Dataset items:
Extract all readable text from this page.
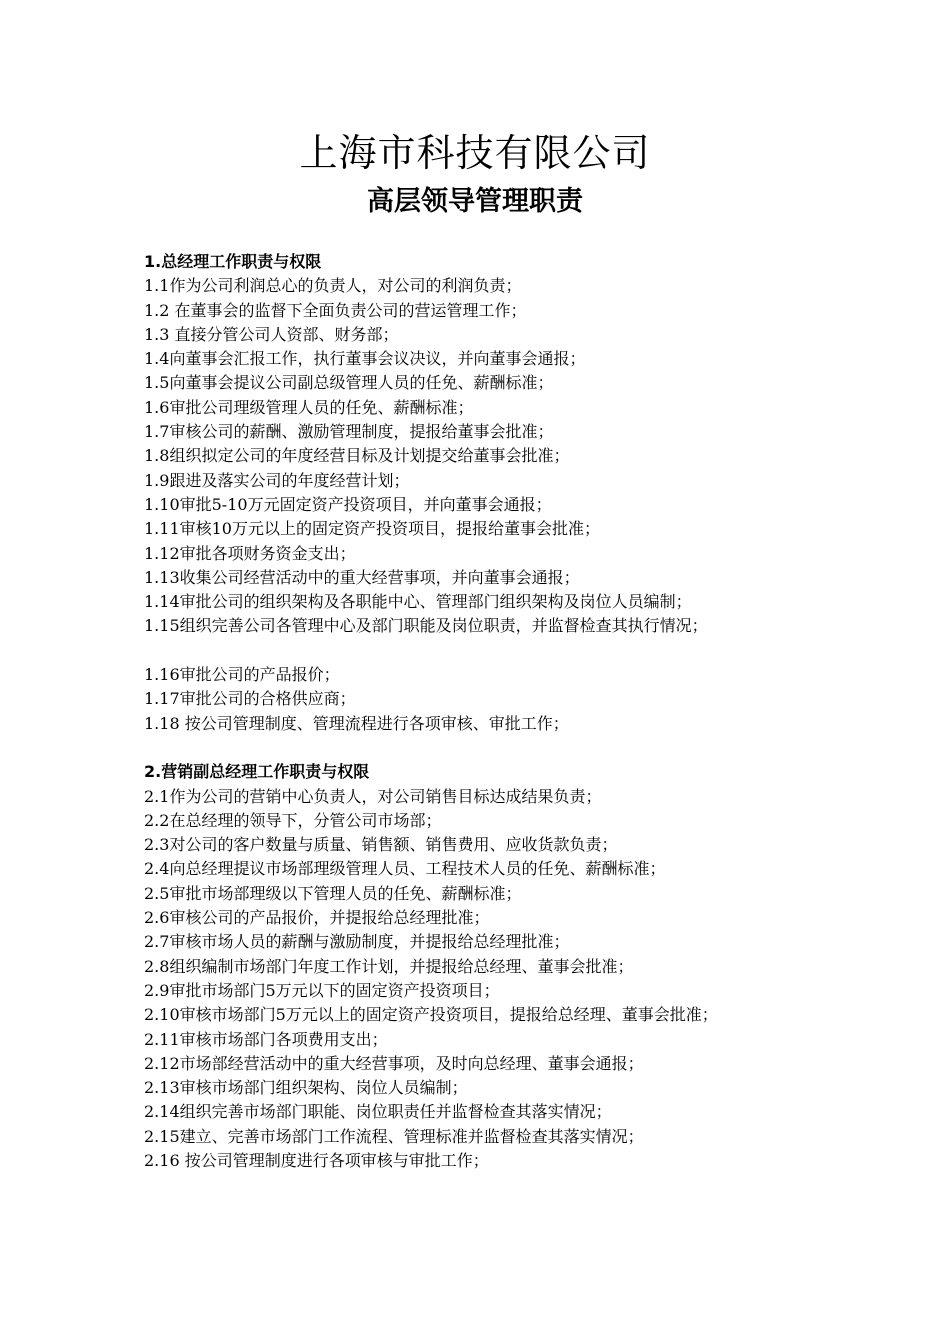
上海市科技有限公司
高层领导管理职责
1.总经理工作职责与权限
1.1作为公司利润总心的负责人，对公司的利润负责；
1.2 在董事会的监督下全面负责公司的营运管理工作；
1.3 直接分管公司人资部、财务部；
1.4向董事会汇报工作，执行董事会议决议，并向董事会通报；
1.5向董事会提议公司副总级管理人员的任免、薪酬标准；
1.6审批公司理级管理人员的任免、薪酬标准；
1.7审核公司的薪酬、激励管理制度，提报给董事会批准；
1.8组织拟定公司的年度经营目标及计划提交给董事会批准；
1.9跟进及落实公司的年度经营计划；
1.10审批5-10万元固定资产投资项目，并向董事会通报；
1.11审核10万元以上的固定资产投资项目，提报给董事会批准；
1.12审批各项财务资金支出；
1.13收集公司经营活动中的重大经营事项，并向董事会通报；
1.14审批公司的组织架构及各职能中心、管理部门组织架构及岗位人员编制；
1.15组织完善公司各管理中心及部门职能及岗位职责，并监督检查其执行情况；
1.16审批公司的产品报价；
1.17审批公司的合格供应商；
1.18 按公司管理制度、管理流程进行各项审核、审批工作；
2.营销副总经理工作职责与权限
2.1作为公司的营销中心负责人，对公司销售目标达成结果负责；
2.2在总经理的领导下，分管公司市场部；
2.3对公司的客户数量与质量、销售额、销售费用、应收货款负责；
2.4向总经理提议市场部理级管理人员、工程技术人员的任免、薪酬标准；
2.5审批市场部理级以下管理人员的任免、薪酬标准；
2.6审核公司的产品报价，并提报给总经理批准；
2.7审核市场人员的薪酬与激励制度，并提报给总经理批准；
2.8组织编制市场部门年度工作计划，并提报给总经理、董事会批准；
2.9审批市场部门5万元以下的固定资产投资项目；
2.10审核市场部门5万元以上的固定资产投资项目，提报给总经理、董事会批准；
2.11审核市场部门各项费用支出；
2.12市场部经营活动中的重大经营事项，及时向总经理、董事会通报；
2.13审核市场部门组织架构、岗位人员编制；
2.14组织完善市场部门职能、岗位职责任并监督检查其落实情况；
2.15建立、完善市场部门工作流程、管理标准并监督检查其落实情况；
2.16 按公司管理制度进行各项审核与审批工作；
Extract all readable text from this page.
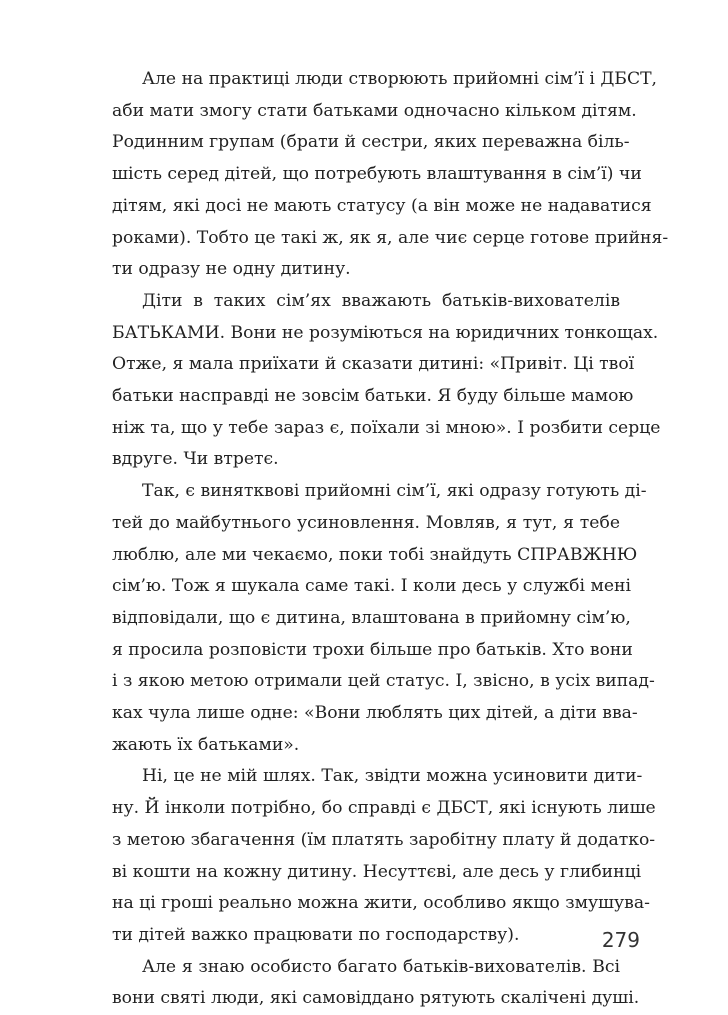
Але на практиці люди створюють прийомні сім’ї і ДБСТ,
аби мати змогу стати батьками одночасно кільком дітям.
Родинним групам (брати й сестри, яких переважна біль-
шість серед дітей, що потребують влаштування в сім’ї) чи
дітям, які досі не мають статусу (а він може не надаватися
роками). Тобто це такі ж, як я, але чиє серце готове прийня-
ти одразу не одну дитину.

Діти в таких сім’ях вважають батьків-вихователів
БАТЬКАМИ. Вони не розуміються на юридичних тонкощах.
Отже, я мала приїхати й сказати дитині: «Привіт. Ці твої
батьки насправді не зовсім батьки. Я буду більше мамою
ніж та, що у тебе зараз є, поїхали зі мною». І розбити серце
вдруге. Чи втретє.

Так, є винятквові прийомні сім’ї, які одразу готують ді-
тей до майбутнього усиновлення. Мовляв, я тут, я тебе
люблю, але ми чекаємо, поки тобі знайдуть СПРАВЖНЮ
сім’ю. Тож я шукала саме такі. І коли десь у службі мені
відповідали, що є дитина, влаштована в прийомну сім’ю,
я просила розповісти трохи більше про батьків. Хто вони
і з якою метою отримали цей статус. І, звісно, в усіх випад-
ках чула лише одне: «Вони люблять цих дітей, а діти вва-
жають їх батьками».

Ні, це не мій шлях. Так, звідти можна усиновити дити-
ну. Й інколи потрібно, бо справді є ДБСТ, які існують лише
з метою збагачення (їм платять заробітну плату й додатко-
ві кошти на кожну дитину. Несуттєві, але десь у глибинці
на ці гроші реально можна жити, особливо якщо змушува-
ти дітей важко працювати по господарству).

Але я знаю особисто багато батьків-вихователів. Всі
вони святі люди, які самовіддано рятують скалічені душі.

279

**Written instruction**
Omit the pictures and restate the rest of the records verbatim.

**Full solution**
Extract all readable text from this page.
上海市科技有限公司
高层领导管理职责
1.总经理工作职责与权限
1.1作为公司利润总心的负责人，对公司的利润负责；
1.2 在董事会的监督下全面负责公司的营运管理工作；
1.3 直接分管公司人资部、财务部；
1.4向董事会汇报工作，执行董事会议决议，并向董事会通报；
1.5向董事会提议公司副总级管理人员的任免、薪酬标准；
1.6审批公司理级管理人员的任免、薪酬标准；
1.7审核公司的薪酬、激励管理制度，提报给董事会批准；
1.8组织拟定公司的年度经营目标及计划提交给董事会批准；
1.9跟进及落实公司的年度经营计划；
1.10审批5-10万元固定资产投资项目，并向董事会通报；
1.11审核10万元以上的固定资产投资项目，提报给董事会批准；
1.12审批各项财务资金支出；
1.13收集公司经营活动中的重大经营事项，并向董事会通报；
1.14审批公司的组织架构及各职能中心、管理部门组织架构及岗位人员编制；
1.15组织完善公司各管理中心及部门职能及岗位职责，并监督检查其执行情况；
1.16审批公司的产品报价；
1.17审批公司的合格供应商；
1.18 按公司管理制度、管理流程进行各项审核、审批工作；
2.营销副总经理工作职责与权限
2.1作为公司的营销中心负责人，对公司销售目标达成结果负责；
2.2在总经理的领导下，分管公司市场部；
2.3对公司的客户数量与质量、销售额、销售费用、应收货款负责；
2.4向总经理提议市场部理级管理人员、工程技术人员的任免、薪酬标准；
2.5审批市场部理级以下管理人员的任免、薪酬标准；
2.6审核公司的产品报价，并提报给总经理批准；
2.7审核市场人员的薪酬与激励制度，并提报给总经理批准；
2.8组织编制市场部门年度工作计划，并提报给总经理、董事会批准；
2.9审批市场部门5万元以下的固定资产投资项目；
2.10审核市场部门5万元以上的固定资产投资项目，提报给总经理、董事会批准；
2.11审核市场部门各项费用支出；
2.12市场部经营活动中的重大经营事项，及时向总经理、董事会通报；
2.13审核市场部门组织架构、岗位人员编制；
2.14组织完善市场部门职能、岗位职责任并监督检查其落实情况；
2.15建立、完善市场部门工作流程、管理标准并监督检查其落实情况；
2.16 按公司管理制度进行各项审核与审批工作；
Extract all readable text from this page.
Але на практиці люди створюють прийомні сім’ї і ДБСТ,
аби мати змогу стати батьками одночасно кільком дітям.
Родинним групам (брати й сестри, яких переважна біль-
шість серед дітей, що потребують влаштування в сім’ї) чи
дітям, які досі не мають статусу (а він може не надаватися
роками). Тобто це такі ж, як я, але чиє серце готове прийня-
ти одразу не одну дитину.

Діти в таких сім’ях вважають батьків-вихователів
БАТЬКАМИ. Вони не розуміються на юридичних тонкощах.
Отже, я мала приїхати й сказати дитині: «Привіт. Ці твої
батьки насправді не зовсім батьки. Я буду більше мамою
ніж та, що у тебе зараз є, поїхали зі мною». І розбити серце
вдруге. Чи втретє.

Так, є винятквові прийомні сім’ї, які одразу готують ді-
тей до майбутнього усиновлення. Мовляв, я тут, я тебе
люблю, але ми чекаємо, поки тобі знайдуть СПРАВЖНЮ
сім’ю. Тож я шукала саме такі. І коли десь у службі мені
відповідали, що є дитина, влаштована в прийомну сім’ю,
я просила розповісти трохи більше про батьків. Хто вони
і з якою метою отримали цей статус. І, звісно, в усіх випад-
ках чула лише одне: «Вони люблять цих дітей, а діти вва-
жають їх батьками».

Ні, це не мій шлях. Так, звідти можна усиновити дити-
ну. Й інколи потрібно, бо справді є ДБСТ, які існують лише
з метою збагачення (їм платять заробітну плату й додатко-
ві кошти на кожну дитину. Несуттєві, але десь у глибинці
на ці гроші реально можна жити, особливо якщо змушува-
ти дітей важко працювати по господарству).

Але я знаю особисто багато батьків-вихователів. Всі
вони святі люди, які самовіддано рятують скалічені душі.

279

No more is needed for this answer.